Raw records.
------------
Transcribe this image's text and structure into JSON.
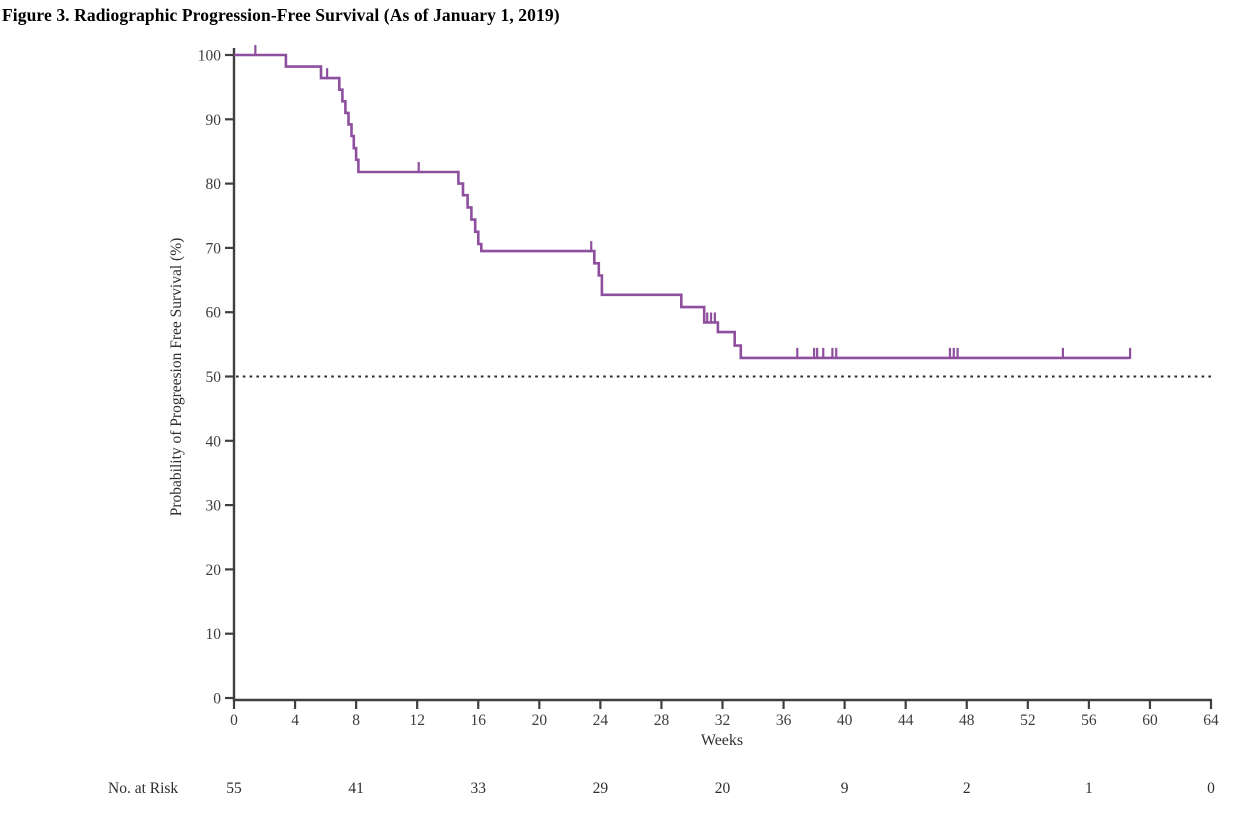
{
  "figure": {
    "title": "Figure 3. Radiographic Progression-Free Survival (As of January 1, 2019)"
  },
  "chart_data": {
    "type": "line",
    "subtype": "kaplan-meier-step-curve",
    "title": "Figure 3. Radiographic Progression-Free Survival (As of January 1, 2019)",
    "xlabel": "Weeks",
    "ylabel": "Probability of Progreesion Free Survival (%)",
    "xlim": [
      0,
      64
    ],
    "xticks": [
      0,
      4,
      8,
      12,
      16,
      20,
      24,
      28,
      32,
      36,
      40,
      44,
      48,
      52,
      56,
      60,
      64
    ],
    "ylim": [
      0,
      100
    ],
    "yticks": [
      0,
      10,
      20,
      30,
      40,
      50,
      60,
      70,
      80,
      90,
      100
    ],
    "grid": false,
    "legend": "none",
    "median_reference_line_pct": 50,
    "colors": {
      "curve": "#8e4f9f",
      "axis": "#3f3f3f",
      "tick_text": "#3d3d3d",
      "median_line": "#2b2b2b"
    },
    "series": [
      {
        "name": "Radiographic progression-free survival",
        "steps": [
          [
            0,
            100
          ],
          [
            3.4,
            100
          ],
          [
            3.4,
            98.2
          ],
          [
            5.7,
            98.2
          ],
          [
            5.7,
            96.4
          ],
          [
            6.9,
            96.4
          ],
          [
            6.9,
            94.6
          ],
          [
            7.1,
            94.6
          ],
          [
            7.1,
            92.8
          ],
          [
            7.3,
            92.8
          ],
          [
            7.3,
            91.0
          ],
          [
            7.5,
            91.0
          ],
          [
            7.5,
            89.2
          ],
          [
            7.7,
            89.2
          ],
          [
            7.7,
            87.4
          ],
          [
            7.85,
            87.4
          ],
          [
            7.85,
            85.5
          ],
          [
            8.0,
            85.5
          ],
          [
            8.0,
            83.7
          ],
          [
            8.15,
            83.7
          ],
          [
            8.15,
            81.8
          ],
          [
            14.7,
            81.8
          ],
          [
            14.7,
            80.0
          ],
          [
            15.0,
            80.0
          ],
          [
            15.0,
            78.2
          ],
          [
            15.3,
            78.2
          ],
          [
            15.3,
            76.3
          ],
          [
            15.55,
            76.3
          ],
          [
            15.55,
            74.4
          ],
          [
            15.8,
            74.4
          ],
          [
            15.8,
            72.5
          ],
          [
            16.0,
            72.5
          ],
          [
            16.0,
            70.6
          ],
          [
            16.2,
            70.6
          ],
          [
            16.2,
            69.5
          ],
          [
            23.6,
            69.5
          ],
          [
            23.6,
            67.6
          ],
          [
            23.9,
            67.6
          ],
          [
            23.9,
            65.7
          ],
          [
            24.1,
            65.7
          ],
          [
            24.1,
            62.7
          ],
          [
            29.3,
            62.7
          ],
          [
            29.3,
            60.8
          ],
          [
            30.8,
            60.8
          ],
          [
            30.8,
            58.4
          ],
          [
            31.7,
            58.4
          ],
          [
            31.7,
            56.9
          ],
          [
            32.8,
            56.9
          ],
          [
            32.8,
            54.8
          ],
          [
            33.2,
            54.8
          ],
          [
            33.2,
            52.9
          ],
          [
            58.7,
            52.9
          ]
        ],
        "censor_marks": [
          [
            1.4,
            100
          ],
          [
            6.1,
            96.4
          ],
          [
            12.1,
            81.8
          ],
          [
            23.4,
            69.5
          ],
          [
            31.0,
            58.4
          ],
          [
            31.25,
            58.4
          ],
          [
            31.5,
            58.4
          ],
          [
            36.9,
            52.9
          ],
          [
            38.0,
            52.9
          ],
          [
            38.2,
            52.9
          ],
          [
            38.6,
            52.9
          ],
          [
            39.2,
            52.9
          ],
          [
            39.45,
            52.9
          ],
          [
            46.9,
            52.9
          ],
          [
            47.15,
            52.9
          ],
          [
            47.4,
            52.9
          ],
          [
            54.3,
            52.9
          ],
          [
            58.7,
            52.9
          ]
        ]
      }
    ],
    "at_risk": {
      "label": "No. at Risk",
      "weeks": [
        0,
        8,
        16,
        24,
        32,
        40,
        48,
        56,
        64
      ],
      "values": [
        55,
        41,
        33,
        29,
        20,
        9,
        2,
        1,
        0
      ]
    }
  }
}
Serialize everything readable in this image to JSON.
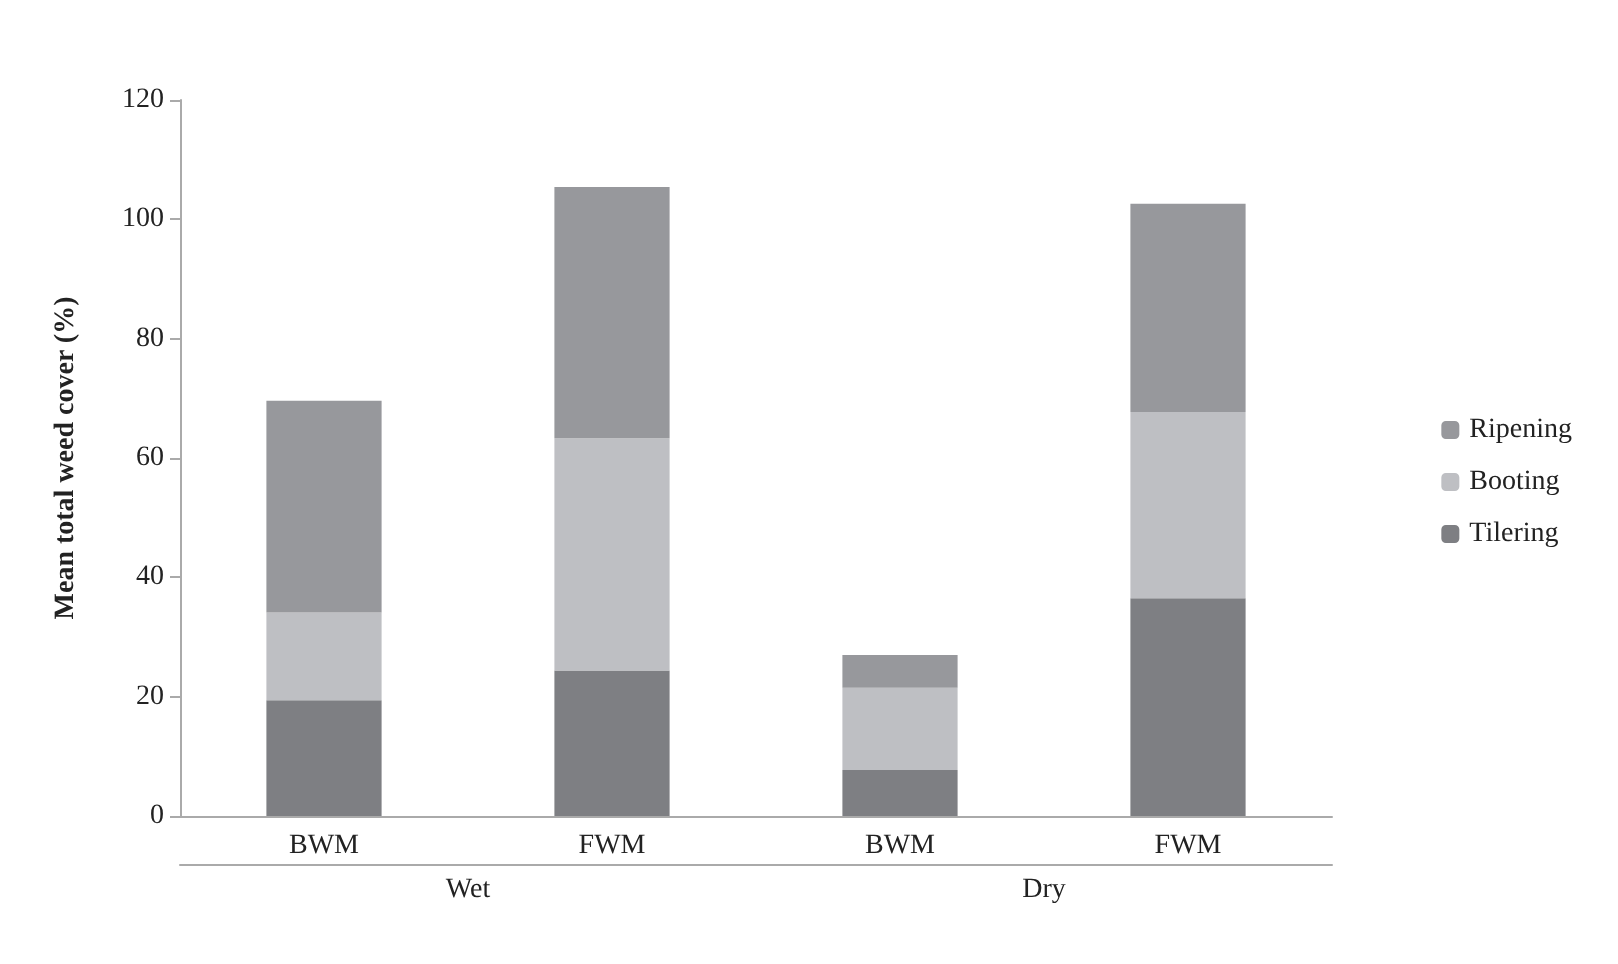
------------
Goal. Restate the whole listing above exactly, please, omitting every image.

Response for this exercise.
Transcribe this image's text and structure into JSON.
{
  "figure": {
    "title": "Figure 3. Radiographic Progression-Free Survival (As of January 1, 2019)"
  },
  "chart_data": {
    "type": "line",
    "subtype": "kaplan-meier-step-curve",
    "title": "Figure 3. Radiographic Progression-Free Survival (As of January 1, 2019)",
    "xlabel": "Weeks",
    "ylabel": "Probability of Progreesion Free Survival (%)",
    "xlim": [
      0,
      64
    ],
    "xticks": [
      0,
      4,
      8,
      12,
      16,
      20,
      24,
      28,
      32,
      36,
      40,
      44,
      48,
      52,
      56,
      60,
      64
    ],
    "ylim": [
      0,
      100
    ],
    "yticks": [
      0,
      10,
      20,
      30,
      40,
      50,
      60,
      70,
      80,
      90,
      100
    ],
    "grid": false,
    "legend": "none",
    "median_reference_line_pct": 50,
    "colors": {
      "curve": "#8e4f9f",
      "axis": "#3f3f3f",
      "tick_text": "#3d3d3d",
      "median_line": "#2b2b2b"
    },
    "series": [
      {
        "name": "Radiographic progression-free survival",
        "steps": [
          [
            0,
            100
          ],
          [
            3.4,
            100
          ],
          [
            3.4,
            98.2
          ],
          [
            5.7,
            98.2
          ],
          [
            5.7,
            96.4
          ],
          [
            6.9,
            96.4
          ],
          [
            6.9,
            94.6
          ],
          [
            7.1,
            94.6
          ],
          [
            7.1,
            92.8
          ],
          [
            7.3,
            92.8
          ],
          [
            7.3,
            91.0
          ],
          [
            7.5,
            91.0
          ],
          [
            7.5,
            89.2
          ],
          [
            7.7,
            89.2
          ],
          [
            7.7,
            87.4
          ],
          [
            7.85,
            87.4
          ],
          [
            7.85,
            85.5
          ],
          [
            8.0,
            85.5
          ],
          [
            8.0,
            83.7
          ],
          [
            8.15,
            83.7
          ],
          [
            8.15,
            81.8
          ],
          [
            14.7,
            81.8
          ],
          [
            14.7,
            80.0
          ],
          [
            15.0,
            80.0
          ],
          [
            15.0,
            78.2
          ],
          [
            15.3,
            78.2
          ],
          [
            15.3,
            76.3
          ],
          [
            15.55,
            76.3
          ],
          [
            15.55,
            74.4
          ],
          [
            15.8,
            74.4
          ],
          [
            15.8,
            72.5
          ],
          [
            16.0,
            72.5
          ],
          [
            16.0,
            70.6
          ],
          [
            16.2,
            70.6
          ],
          [
            16.2,
            69.5
          ],
          [
            23.6,
            69.5
          ],
          [
            23.6,
            67.6
          ],
          [
            23.9,
            67.6
          ],
          [
            23.9,
            65.7
          ],
          [
            24.1,
            65.7
          ],
          [
            24.1,
            62.7
          ],
          [
            29.3,
            62.7
          ],
          [
            29.3,
            60.8
          ],
          [
            30.8,
            60.8
          ],
          [
            30.8,
            58.4
          ],
          [
            31.7,
            58.4
          ],
          [
            31.7,
            56.9
          ],
          [
            32.8,
            56.9
          ],
          [
            32.8,
            54.8
          ],
          [
            33.2,
            54.8
          ],
          [
            33.2,
            52.9
          ],
          [
            58.7,
            52.9
          ]
        ],
        "censor_marks": [
          [
            1.4,
            100
          ],
          [
            6.1,
            96.4
          ],
          [
            12.1,
            81.8
          ],
          [
            23.4,
            69.5
          ],
          [
            31.0,
            58.4
          ],
          [
            31.25,
            58.4
          ],
          [
            31.5,
            58.4
          ],
          [
            36.9,
            52.9
          ],
          [
            38.0,
            52.9
          ],
          [
            38.2,
            52.9
          ],
          [
            38.6,
            52.9
          ],
          [
            39.2,
            52.9
          ],
          [
            39.45,
            52.9
          ],
          [
            46.9,
            52.9
          ],
          [
            47.15,
            52.9
          ],
          [
            47.4,
            52.9
          ],
          [
            54.3,
            52.9
          ],
          [
            58.7,
            52.9
          ]
        ]
      }
    ],
    "at_risk": {
      "label": "No. at Risk",
      "weeks": [
        0,
        8,
        16,
        24,
        32,
        40,
        48,
        56,
        64
      ],
      "values": [
        55,
        41,
        33,
        29,
        20,
        9,
        2,
        1,
        0
      ]
    }
  }
}
Serialize everything readable in this image to JSON.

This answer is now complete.